[Given task] What follows is a set of records; repeat all of them exactly.

[Records supplied]
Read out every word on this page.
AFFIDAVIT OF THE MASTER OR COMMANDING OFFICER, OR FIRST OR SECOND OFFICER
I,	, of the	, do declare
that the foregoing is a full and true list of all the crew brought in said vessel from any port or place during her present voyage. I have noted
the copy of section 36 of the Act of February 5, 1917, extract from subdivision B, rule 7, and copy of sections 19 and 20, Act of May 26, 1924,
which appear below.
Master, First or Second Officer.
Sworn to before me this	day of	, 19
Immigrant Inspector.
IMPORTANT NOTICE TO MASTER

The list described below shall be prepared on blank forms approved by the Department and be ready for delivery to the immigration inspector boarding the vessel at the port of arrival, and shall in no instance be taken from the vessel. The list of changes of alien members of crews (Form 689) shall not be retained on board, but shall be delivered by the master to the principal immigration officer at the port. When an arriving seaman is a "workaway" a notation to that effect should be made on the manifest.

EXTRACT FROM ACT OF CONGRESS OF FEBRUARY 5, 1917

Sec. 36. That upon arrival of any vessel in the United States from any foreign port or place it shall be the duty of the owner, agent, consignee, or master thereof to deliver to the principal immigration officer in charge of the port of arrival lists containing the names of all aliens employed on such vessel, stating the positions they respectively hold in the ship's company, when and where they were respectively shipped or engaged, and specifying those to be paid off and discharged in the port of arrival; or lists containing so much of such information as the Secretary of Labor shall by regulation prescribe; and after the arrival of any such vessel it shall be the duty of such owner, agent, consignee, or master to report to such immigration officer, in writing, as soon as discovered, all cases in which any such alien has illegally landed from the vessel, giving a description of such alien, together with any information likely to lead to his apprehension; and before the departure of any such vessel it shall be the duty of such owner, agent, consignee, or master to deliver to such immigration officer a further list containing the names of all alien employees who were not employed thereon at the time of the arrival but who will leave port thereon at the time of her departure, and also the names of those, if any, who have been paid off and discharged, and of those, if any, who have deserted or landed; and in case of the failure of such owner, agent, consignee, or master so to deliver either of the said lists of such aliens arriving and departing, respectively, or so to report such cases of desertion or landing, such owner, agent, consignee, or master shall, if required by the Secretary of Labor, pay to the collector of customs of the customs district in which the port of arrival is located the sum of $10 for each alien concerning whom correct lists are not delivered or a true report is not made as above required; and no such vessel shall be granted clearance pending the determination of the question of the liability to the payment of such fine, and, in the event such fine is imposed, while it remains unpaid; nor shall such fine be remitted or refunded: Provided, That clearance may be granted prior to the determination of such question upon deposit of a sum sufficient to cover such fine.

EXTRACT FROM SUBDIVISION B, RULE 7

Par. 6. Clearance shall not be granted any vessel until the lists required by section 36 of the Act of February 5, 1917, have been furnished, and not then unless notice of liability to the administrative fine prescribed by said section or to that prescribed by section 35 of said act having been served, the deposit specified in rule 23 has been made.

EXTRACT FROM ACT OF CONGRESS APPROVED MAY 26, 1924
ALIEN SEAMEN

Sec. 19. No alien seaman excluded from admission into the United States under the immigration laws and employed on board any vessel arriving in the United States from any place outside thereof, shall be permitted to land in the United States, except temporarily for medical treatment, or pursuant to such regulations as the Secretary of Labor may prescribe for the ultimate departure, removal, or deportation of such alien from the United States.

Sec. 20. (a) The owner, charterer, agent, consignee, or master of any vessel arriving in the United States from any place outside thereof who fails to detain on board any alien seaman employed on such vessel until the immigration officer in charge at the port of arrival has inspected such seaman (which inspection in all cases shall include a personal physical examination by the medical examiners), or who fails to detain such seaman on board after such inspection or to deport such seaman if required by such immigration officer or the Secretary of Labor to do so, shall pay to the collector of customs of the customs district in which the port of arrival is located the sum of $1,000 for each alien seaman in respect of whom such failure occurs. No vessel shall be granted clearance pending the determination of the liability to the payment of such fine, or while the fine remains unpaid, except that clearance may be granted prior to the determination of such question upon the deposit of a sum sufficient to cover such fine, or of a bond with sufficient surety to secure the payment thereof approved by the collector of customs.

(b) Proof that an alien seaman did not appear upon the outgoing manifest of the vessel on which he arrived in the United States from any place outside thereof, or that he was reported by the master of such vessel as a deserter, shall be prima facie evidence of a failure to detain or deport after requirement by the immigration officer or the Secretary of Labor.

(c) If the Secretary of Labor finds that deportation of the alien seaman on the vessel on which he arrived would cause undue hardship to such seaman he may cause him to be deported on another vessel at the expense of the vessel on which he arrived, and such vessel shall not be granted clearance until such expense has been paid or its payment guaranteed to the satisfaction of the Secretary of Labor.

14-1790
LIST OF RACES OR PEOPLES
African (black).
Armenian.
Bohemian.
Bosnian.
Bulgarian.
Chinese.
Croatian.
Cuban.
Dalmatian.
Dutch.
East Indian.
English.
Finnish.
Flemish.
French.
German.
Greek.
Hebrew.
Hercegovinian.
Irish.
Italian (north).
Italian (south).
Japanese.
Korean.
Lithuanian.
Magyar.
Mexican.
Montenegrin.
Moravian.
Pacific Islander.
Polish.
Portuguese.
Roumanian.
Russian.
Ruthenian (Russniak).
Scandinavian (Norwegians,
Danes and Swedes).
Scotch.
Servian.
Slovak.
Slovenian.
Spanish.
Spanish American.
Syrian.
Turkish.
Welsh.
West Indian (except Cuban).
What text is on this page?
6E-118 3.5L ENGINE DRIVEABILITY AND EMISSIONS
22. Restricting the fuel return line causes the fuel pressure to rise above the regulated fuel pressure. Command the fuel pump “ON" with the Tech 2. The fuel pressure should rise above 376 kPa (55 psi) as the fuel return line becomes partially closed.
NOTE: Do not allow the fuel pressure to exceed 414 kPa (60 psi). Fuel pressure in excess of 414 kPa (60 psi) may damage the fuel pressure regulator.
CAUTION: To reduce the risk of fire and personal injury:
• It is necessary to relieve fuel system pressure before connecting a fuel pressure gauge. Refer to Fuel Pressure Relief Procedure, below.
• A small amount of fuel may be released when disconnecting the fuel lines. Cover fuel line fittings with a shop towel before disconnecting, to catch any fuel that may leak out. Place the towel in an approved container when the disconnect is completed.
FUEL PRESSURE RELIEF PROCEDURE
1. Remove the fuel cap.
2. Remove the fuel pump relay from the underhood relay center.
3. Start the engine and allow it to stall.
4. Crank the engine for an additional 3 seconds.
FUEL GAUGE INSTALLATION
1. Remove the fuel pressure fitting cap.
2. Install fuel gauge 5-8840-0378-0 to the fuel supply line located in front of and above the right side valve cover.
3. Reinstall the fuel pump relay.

[Written answer]
Read out every word on this page.
AFFIDAVIT OF THE MASTER OR COMMANDING OFFICER, OR FIRST OR SECOND OFFICER
I,	, of the	, do declare
that the foregoing is a full and true list of all the crew brought in said vessel from any port or place during her present voyage. I have noted
the copy of section 36 of the Act of February 5, 1917, extract from subdivision B, rule 7, and copy of sections 19 and 20, Act of May 26, 1924,
which appear below.
Master, First or Second Officer.
Sworn to before me this	day of	, 19
Immigrant Inspector.
IMPORTANT NOTICE TO MASTER

The list described below shall be prepared on blank forms approved by the Department and be ready for delivery to the immigration inspector boarding the vessel at the port of arrival, and shall in no instance be taken from the vessel. The list of changes of alien members of crews (Form 689) shall not be retained on board, but shall be delivered by the master to the principal immigration officer at the port. When an arriving seaman is a "workaway" a notation to that effect should be made on the manifest.

EXTRACT FROM ACT OF CONGRESS OF FEBRUARY 5, 1917

Sec. 36. That upon arrival of any vessel in the United States from any foreign port or place it shall be the duty of the owner, agent, consignee, or master thereof to deliver to the principal immigration officer in charge of the port of arrival lists containing the names of all aliens employed on such vessel, stating the positions they respectively hold in the ship's company, when and where they were respectively shipped or engaged, and specifying those to be paid off and discharged in the port of arrival; or lists containing so much of such information as the Secretary of Labor shall by regulation prescribe; and after the arrival of any such vessel it shall be the duty of such owner, agent, consignee, or master to report to such immigration officer, in writing, as soon as discovered, all cases in which any such alien has illegally landed from the vessel, giving a description of such alien, together with any information likely to lead to his apprehension; and before the departure of any such vessel it shall be the duty of such owner, agent, consignee, or master to deliver to such immigration officer a further list containing the names of all alien employees who were not employed thereon at the time of the arrival but who will leave port thereon at the time of her departure, and also the names of those, if any, who have been paid off and discharged, and of those, if any, who have deserted or landed; and in case of the failure of such owner, agent, consignee, or master so to deliver either of the said lists of such aliens arriving and departing, respectively, or so to report such cases of desertion or landing, such owner, agent, consignee, or master shall, if required by the Secretary of Labor, pay to the collector of customs of the customs district in which the port of arrival is located the sum of $10 for each alien concerning whom correct lists are not delivered or a true report is not made as above required; and no such vessel shall be granted clearance pending the determination of the question of the liability to the payment of such fine, and, in the event such fine is imposed, while it remains unpaid; nor shall such fine be remitted or refunded: Provided, That clearance may be granted prior to the determination of such question upon deposit of a sum sufficient to cover such fine.

EXTRACT FROM SUBDIVISION B, RULE 7

Par. 6. Clearance shall not be granted any vessel until the lists required by section 36 of the Act of February 5, 1917, have been furnished, and not then unless notice of liability to the administrative fine prescribed by said section or to that prescribed by section 35 of said act having been served, the deposit specified in rule 23 has been made.

EXTRACT FROM ACT OF CONGRESS APPROVED MAY 26, 1924
ALIEN SEAMEN

Sec. 19. No alien seaman excluded from admission into the United States under the immigration laws and employed on board any vessel arriving in the United States from any place outside thereof, shall be permitted to land in the United States, except temporarily for medical treatment, or pursuant to such regulations as the Secretary of Labor may prescribe for the ultimate departure, removal, or deportation of such alien from the United States.

Sec. 20. (a) The owner, charterer, agent, consignee, or master of any vessel arriving in the United States from any place outside thereof who fails to detain on board any alien seaman employed on such vessel until the immigration officer in charge at the port of arrival has inspected such seaman (which inspection in all cases shall include a personal physical examination by the medical examiners), or who fails to detain such seaman on board after such inspection or to deport such seaman if required by such immigration officer or the Secretary of Labor to do so, shall pay to the collector of customs of the customs district in which the port of arrival is located the sum of $1,000 for each alien seaman in respect of whom such failure occurs. No vessel shall be granted clearance pending the determination of the liability to the payment of such fine, or while the fine remains unpaid, except that clearance may be granted prior to the determination of such question upon the deposit of a sum sufficient to cover such fine, or of a bond with sufficient surety to secure the payment thereof approved by the collector of customs.

(b) Proof that an alien seaman did not appear upon the outgoing manifest of the vessel on which he arrived in the United States from any place outside thereof, or that he was reported by the master of such vessel as a deserter, shall be prima facie evidence of a failure to detain or deport after requirement by the immigration officer or the Secretary of Labor.

(c) If the Secretary of Labor finds that deportation of the alien seaman on the vessel on which he arrived would cause undue hardship to such seaman he may cause him to be deported on another vessel at the expense of the vessel on which he arrived, and such vessel shall not be granted clearance until such expense has been paid or its payment guaranteed to the satisfaction of the Secretary of Labor.

14-1790
LIST OF RACES OR PEOPLES
African (black).
Armenian.
Bohemian.
Bosnian.
Bulgarian.
Chinese.
Croatian.
Cuban.
Dalmatian.
Dutch.
East Indian.
English.
Finnish.
Flemish.
French.
German.
Greek.
Hebrew.
Hercegovinian.
Irish.
Italian (north).
Italian (south).
Japanese.
Korean.
Lithuanian.
Magyar.
Mexican.
Montenegrin.
Moravian.
Pacific Islander.
Polish.
Portuguese.
Roumanian.
Russian.
Ruthenian (Russniak).
Scandinavian (Norwegians,
Danes and Swedes).
Scotch.
Servian.
Slovak.
Slovenian.
Spanish.
Spanish American.
Syrian.
Turkish.
Welsh.
West Indian (except Cuban).
What text is on this page?
6E-118 3.5L ENGINE DRIVEABILITY AND EMISSIONS
22. Restricting the fuel return line causes the fuel pressure to rise above the regulated fuel pressure. Command the fuel pump “ON" with the Tech 2. The fuel pressure should rise above 376 kPa (55 psi) as the fuel return line becomes partially closed.
NOTE: Do not allow the fuel pressure to exceed 414 kPa (60 psi). Fuel pressure in excess of 414 kPa (60 psi) may damage the fuel pressure regulator.
CAUTION: To reduce the risk of fire and personal injury:
• It is necessary to relieve fuel system pressure before connecting a fuel pressure gauge. Refer to Fuel Pressure Relief Procedure, below.
• A small amount of fuel may be released when disconnecting the fuel lines. Cover fuel line fittings with a shop towel before disconnecting, to catch any fuel that may leak out. Place the towel in an approved container when the disconnect is completed.
FUEL PRESSURE RELIEF PROCEDURE
1. Remove the fuel cap.
2. Remove the fuel pump relay from the underhood relay center.
3. Start the engine and allow it to stall.
4. Crank the engine for an additional 3 seconds.
FUEL GAUGE INSTALLATION
1. Remove the fuel pressure fitting cap.
2. Install fuel gauge 5-8840-0378-0 to the fuel supply line located in front of and above the right side valve cover.
3. Reinstall the fuel pump relay.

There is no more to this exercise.